── Input data ──
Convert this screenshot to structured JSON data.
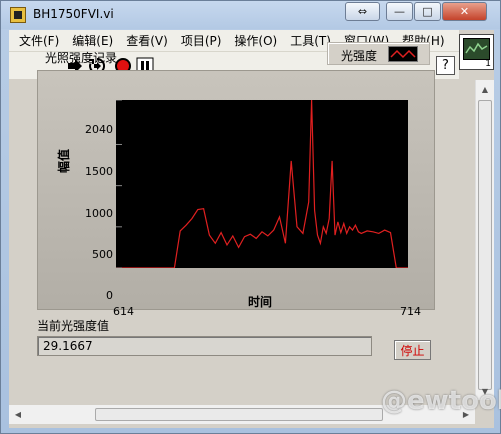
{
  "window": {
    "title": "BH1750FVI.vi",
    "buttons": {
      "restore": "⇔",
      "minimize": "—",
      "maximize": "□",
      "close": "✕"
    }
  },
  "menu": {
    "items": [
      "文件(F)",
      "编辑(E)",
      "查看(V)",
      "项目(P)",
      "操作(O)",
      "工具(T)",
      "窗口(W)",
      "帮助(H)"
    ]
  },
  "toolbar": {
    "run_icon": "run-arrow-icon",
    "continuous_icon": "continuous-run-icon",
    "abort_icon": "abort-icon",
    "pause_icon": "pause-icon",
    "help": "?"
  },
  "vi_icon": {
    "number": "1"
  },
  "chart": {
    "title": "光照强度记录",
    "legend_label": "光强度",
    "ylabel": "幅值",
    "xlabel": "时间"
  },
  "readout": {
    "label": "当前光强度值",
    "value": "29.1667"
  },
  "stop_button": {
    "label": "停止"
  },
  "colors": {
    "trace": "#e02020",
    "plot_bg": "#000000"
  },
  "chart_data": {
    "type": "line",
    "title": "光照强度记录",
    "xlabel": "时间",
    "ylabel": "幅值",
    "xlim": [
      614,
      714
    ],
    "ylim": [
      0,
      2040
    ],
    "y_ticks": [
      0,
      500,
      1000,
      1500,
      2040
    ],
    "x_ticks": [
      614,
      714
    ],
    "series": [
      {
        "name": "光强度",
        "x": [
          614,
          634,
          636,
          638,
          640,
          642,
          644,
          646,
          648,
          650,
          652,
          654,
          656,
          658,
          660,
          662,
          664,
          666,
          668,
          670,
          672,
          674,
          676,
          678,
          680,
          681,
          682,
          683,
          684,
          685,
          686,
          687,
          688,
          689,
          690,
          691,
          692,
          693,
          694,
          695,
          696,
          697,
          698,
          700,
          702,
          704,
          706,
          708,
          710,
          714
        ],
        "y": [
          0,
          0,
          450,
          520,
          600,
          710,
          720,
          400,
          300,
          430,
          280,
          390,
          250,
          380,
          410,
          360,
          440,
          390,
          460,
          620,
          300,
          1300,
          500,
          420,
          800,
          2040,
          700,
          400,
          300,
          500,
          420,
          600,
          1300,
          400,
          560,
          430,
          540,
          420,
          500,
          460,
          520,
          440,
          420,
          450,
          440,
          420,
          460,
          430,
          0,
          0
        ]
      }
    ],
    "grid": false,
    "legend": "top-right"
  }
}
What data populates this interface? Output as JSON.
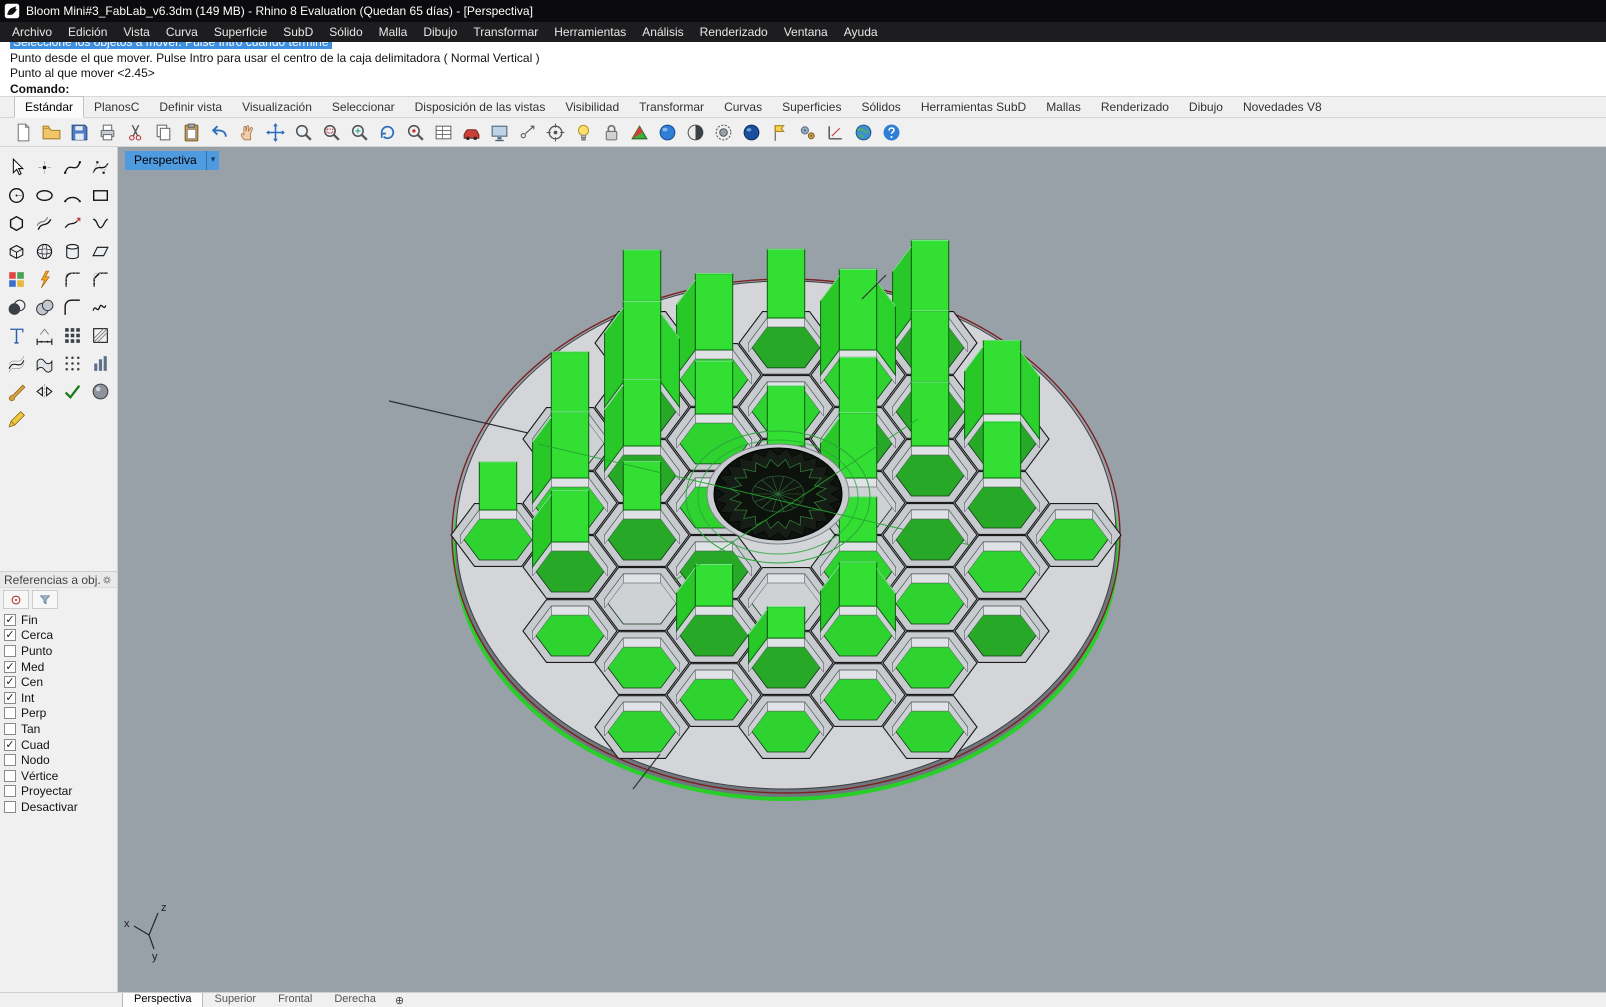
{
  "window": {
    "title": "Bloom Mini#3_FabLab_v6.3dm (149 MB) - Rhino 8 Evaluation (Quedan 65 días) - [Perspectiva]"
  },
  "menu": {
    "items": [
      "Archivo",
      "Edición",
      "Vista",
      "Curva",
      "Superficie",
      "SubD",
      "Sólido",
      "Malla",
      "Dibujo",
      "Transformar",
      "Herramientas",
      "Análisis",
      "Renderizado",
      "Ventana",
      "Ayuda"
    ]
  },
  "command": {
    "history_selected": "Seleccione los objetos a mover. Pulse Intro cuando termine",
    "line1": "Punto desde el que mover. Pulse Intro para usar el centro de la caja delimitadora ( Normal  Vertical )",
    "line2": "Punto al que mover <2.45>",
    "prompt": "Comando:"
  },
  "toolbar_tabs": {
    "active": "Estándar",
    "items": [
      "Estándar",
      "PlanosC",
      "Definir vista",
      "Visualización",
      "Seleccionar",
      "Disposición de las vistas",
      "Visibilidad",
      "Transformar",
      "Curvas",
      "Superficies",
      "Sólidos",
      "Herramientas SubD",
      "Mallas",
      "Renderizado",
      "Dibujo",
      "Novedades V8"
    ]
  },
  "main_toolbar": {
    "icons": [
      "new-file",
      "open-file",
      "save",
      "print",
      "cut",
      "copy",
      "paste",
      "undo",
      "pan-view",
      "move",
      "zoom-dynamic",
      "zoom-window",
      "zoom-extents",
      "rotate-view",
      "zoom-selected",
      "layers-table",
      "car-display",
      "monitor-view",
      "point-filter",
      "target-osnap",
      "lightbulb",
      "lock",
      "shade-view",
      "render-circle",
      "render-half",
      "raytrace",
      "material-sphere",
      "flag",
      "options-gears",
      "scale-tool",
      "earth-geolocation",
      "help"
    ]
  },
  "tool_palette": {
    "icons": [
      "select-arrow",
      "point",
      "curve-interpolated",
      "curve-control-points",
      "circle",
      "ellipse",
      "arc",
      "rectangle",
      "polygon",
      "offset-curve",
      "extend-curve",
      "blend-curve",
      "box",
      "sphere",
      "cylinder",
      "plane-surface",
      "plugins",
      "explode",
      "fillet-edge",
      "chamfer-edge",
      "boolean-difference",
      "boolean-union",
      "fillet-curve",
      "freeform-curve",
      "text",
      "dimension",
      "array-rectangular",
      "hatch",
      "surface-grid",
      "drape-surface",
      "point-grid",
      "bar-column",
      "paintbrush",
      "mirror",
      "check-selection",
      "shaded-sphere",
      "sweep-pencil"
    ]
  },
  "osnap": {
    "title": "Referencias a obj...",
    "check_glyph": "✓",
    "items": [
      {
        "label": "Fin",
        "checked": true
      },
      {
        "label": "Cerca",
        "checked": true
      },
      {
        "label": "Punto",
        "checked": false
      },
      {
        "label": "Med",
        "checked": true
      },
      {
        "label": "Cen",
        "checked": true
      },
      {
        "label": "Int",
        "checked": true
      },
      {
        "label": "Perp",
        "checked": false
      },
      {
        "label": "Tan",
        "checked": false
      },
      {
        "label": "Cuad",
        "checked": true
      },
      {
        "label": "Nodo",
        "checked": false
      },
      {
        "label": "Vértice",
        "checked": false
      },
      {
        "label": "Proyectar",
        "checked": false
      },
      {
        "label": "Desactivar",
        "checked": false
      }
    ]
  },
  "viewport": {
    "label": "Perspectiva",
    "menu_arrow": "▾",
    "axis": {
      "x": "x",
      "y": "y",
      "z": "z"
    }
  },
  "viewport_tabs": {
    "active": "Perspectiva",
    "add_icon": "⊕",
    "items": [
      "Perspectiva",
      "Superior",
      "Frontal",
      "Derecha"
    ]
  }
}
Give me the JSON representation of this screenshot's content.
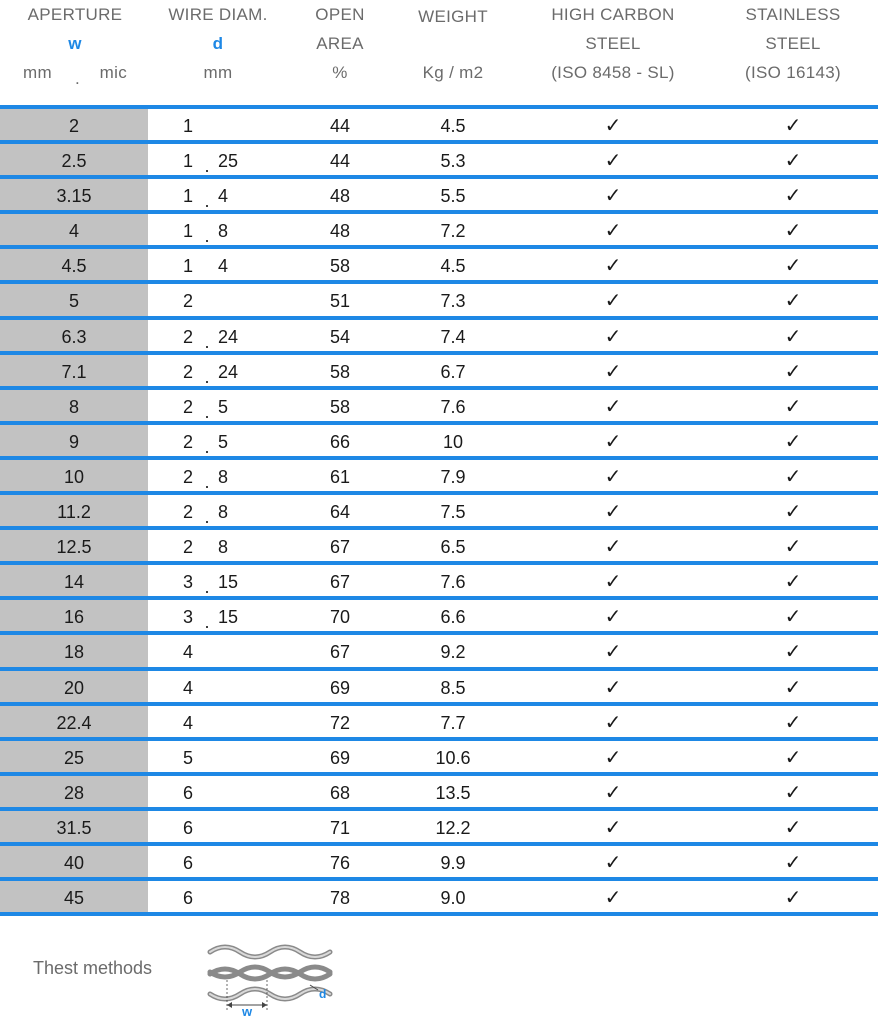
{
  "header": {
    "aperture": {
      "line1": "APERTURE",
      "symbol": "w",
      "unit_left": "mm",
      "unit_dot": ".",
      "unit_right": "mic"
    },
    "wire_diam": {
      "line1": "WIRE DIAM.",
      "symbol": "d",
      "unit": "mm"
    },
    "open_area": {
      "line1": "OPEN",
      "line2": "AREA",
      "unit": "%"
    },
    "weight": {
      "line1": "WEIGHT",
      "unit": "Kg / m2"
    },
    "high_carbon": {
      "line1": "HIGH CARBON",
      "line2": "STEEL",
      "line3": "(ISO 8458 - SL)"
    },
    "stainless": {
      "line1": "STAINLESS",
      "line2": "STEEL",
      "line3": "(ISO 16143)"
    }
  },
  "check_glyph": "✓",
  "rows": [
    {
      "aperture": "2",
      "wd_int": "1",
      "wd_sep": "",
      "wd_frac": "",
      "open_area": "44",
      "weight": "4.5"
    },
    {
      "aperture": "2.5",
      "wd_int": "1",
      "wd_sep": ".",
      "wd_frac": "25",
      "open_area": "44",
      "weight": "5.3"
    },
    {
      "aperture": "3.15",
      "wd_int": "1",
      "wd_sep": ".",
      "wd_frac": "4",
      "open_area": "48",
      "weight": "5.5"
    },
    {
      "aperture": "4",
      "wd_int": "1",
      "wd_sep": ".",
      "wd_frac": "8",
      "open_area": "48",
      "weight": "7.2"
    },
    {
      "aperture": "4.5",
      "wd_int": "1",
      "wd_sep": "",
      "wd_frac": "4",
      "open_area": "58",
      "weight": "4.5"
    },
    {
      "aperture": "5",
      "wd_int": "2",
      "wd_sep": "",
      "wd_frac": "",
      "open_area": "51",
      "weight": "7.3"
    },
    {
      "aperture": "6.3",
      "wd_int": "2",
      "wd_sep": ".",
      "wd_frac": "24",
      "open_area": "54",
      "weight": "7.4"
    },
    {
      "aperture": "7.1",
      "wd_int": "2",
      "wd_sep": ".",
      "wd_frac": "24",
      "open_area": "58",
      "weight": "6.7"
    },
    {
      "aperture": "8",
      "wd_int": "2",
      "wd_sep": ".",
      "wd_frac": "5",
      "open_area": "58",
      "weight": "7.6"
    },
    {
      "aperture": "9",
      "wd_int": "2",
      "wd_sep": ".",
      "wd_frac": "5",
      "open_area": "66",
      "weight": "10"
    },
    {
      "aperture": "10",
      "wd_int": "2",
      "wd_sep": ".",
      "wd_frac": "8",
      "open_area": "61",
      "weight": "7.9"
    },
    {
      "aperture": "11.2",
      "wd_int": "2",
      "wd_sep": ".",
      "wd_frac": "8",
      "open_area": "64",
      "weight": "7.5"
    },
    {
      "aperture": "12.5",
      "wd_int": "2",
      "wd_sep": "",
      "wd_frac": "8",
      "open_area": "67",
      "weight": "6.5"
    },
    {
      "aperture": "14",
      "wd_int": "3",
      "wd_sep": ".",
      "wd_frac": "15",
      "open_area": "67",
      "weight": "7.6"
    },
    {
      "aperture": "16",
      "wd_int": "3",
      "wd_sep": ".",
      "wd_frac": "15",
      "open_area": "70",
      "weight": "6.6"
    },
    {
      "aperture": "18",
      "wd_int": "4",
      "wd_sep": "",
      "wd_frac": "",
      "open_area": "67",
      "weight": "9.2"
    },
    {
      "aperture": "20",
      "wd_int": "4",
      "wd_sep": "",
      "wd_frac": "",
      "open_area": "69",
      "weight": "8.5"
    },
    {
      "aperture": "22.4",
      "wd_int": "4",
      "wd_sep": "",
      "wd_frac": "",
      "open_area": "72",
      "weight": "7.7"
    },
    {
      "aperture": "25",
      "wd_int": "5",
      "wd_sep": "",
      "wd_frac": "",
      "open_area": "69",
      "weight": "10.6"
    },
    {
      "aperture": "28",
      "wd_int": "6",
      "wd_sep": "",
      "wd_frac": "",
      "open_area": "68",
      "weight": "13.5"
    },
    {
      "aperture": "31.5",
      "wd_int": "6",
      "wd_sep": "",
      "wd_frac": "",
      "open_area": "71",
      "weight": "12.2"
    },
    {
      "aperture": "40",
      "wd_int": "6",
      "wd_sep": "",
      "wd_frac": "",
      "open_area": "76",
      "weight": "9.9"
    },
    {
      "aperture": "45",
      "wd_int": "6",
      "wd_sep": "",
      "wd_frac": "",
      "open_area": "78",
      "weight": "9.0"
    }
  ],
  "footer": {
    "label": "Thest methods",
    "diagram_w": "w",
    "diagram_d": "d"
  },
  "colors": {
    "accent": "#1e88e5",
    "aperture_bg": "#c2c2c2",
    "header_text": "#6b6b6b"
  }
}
───
■ The request ■
Look through the data above. Find each line with the string "Punto" and copy it.

■ Task output ■
    "line1": "Punto desde el que mover. Pulse Intro para usar el centro de la caja delimitadora ( Normal  Vertical )",
    "line2": "Punto al que mover <2.45>",
        "label": "Punto",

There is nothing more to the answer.